WHAT TO PRODUCE.
Count how many lines contain the word "намерений". Respond with the number alone.

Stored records
────
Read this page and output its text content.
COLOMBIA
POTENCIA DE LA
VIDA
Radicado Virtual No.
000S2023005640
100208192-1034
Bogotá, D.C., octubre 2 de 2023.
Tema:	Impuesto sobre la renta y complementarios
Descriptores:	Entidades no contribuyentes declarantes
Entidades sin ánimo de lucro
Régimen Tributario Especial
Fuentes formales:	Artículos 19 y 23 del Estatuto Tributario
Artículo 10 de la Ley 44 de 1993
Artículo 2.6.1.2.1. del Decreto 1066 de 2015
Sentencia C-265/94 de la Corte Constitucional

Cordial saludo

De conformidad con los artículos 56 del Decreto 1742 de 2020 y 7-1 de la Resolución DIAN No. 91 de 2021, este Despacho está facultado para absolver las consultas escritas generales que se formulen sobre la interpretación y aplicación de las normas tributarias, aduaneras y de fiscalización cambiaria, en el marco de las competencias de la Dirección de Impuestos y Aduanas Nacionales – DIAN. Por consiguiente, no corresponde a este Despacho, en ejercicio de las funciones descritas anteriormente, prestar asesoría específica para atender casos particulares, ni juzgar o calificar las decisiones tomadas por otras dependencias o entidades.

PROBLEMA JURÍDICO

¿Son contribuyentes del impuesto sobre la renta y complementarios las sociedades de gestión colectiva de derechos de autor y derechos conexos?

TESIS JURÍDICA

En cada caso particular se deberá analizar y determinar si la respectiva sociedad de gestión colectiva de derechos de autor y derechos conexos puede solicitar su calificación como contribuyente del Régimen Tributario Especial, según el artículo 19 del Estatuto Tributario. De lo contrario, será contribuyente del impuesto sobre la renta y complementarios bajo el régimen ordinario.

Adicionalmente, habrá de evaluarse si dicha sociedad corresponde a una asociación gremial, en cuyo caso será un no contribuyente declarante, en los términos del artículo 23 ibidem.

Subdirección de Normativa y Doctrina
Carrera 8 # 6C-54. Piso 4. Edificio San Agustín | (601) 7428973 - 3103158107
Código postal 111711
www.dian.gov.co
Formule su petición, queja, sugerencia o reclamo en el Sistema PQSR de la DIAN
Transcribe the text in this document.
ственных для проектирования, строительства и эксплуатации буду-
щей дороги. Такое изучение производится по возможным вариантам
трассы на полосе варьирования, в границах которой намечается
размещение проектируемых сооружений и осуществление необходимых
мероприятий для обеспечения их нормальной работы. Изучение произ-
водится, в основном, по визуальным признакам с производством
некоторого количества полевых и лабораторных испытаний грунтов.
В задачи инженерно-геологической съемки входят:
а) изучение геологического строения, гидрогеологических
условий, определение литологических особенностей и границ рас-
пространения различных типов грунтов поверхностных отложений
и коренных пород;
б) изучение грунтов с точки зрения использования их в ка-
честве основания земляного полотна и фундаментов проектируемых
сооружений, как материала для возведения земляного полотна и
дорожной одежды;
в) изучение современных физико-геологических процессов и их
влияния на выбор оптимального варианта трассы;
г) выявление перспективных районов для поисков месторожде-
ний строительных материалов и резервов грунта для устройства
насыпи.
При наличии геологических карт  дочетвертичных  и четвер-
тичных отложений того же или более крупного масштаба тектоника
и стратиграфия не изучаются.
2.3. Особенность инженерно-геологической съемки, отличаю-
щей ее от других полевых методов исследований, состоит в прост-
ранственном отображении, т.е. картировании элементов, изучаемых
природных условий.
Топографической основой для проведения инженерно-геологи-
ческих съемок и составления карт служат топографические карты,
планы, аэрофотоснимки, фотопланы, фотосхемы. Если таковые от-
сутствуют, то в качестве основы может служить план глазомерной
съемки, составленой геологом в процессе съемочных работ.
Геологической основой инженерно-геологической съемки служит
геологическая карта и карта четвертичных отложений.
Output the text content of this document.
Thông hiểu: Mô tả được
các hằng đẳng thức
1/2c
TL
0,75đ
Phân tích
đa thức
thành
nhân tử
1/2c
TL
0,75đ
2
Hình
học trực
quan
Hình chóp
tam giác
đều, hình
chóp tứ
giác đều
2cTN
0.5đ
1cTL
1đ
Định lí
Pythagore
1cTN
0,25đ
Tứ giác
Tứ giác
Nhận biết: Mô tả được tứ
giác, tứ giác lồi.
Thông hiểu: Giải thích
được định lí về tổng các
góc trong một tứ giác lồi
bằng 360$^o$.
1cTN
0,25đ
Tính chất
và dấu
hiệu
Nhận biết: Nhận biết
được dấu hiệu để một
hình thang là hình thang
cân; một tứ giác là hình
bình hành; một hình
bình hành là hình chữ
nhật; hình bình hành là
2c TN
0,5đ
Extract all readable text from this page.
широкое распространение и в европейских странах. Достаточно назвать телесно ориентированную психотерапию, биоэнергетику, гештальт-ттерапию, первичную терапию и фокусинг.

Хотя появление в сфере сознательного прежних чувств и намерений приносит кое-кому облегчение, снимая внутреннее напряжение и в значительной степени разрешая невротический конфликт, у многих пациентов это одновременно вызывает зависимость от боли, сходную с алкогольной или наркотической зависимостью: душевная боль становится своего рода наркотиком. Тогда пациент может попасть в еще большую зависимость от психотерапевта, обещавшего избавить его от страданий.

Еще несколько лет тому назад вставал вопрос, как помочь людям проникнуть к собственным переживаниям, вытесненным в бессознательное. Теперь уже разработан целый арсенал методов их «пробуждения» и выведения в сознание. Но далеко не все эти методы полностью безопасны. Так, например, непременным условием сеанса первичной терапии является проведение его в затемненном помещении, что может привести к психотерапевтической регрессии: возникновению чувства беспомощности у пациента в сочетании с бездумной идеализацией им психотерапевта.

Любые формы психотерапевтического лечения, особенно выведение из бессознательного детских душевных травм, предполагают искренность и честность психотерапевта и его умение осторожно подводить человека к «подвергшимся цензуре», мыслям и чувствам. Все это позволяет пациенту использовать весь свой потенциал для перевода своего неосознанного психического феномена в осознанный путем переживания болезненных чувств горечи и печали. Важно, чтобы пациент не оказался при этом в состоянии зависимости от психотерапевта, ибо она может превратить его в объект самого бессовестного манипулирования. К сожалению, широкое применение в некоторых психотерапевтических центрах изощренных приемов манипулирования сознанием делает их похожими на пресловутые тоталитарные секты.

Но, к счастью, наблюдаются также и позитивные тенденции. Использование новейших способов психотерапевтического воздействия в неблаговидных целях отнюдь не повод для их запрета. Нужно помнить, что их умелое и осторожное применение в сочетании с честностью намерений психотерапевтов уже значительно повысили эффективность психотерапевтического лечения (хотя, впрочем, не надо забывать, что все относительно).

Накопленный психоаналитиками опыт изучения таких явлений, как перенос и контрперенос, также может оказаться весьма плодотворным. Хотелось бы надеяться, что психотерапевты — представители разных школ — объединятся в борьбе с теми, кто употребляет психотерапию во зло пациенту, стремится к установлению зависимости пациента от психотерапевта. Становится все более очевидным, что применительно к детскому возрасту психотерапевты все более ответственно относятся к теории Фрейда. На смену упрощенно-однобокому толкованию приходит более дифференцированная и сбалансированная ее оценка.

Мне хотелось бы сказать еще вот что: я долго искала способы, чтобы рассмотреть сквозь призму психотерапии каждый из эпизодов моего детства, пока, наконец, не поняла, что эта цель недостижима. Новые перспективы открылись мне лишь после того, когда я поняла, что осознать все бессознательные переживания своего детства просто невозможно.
────
TASK RESULT.
2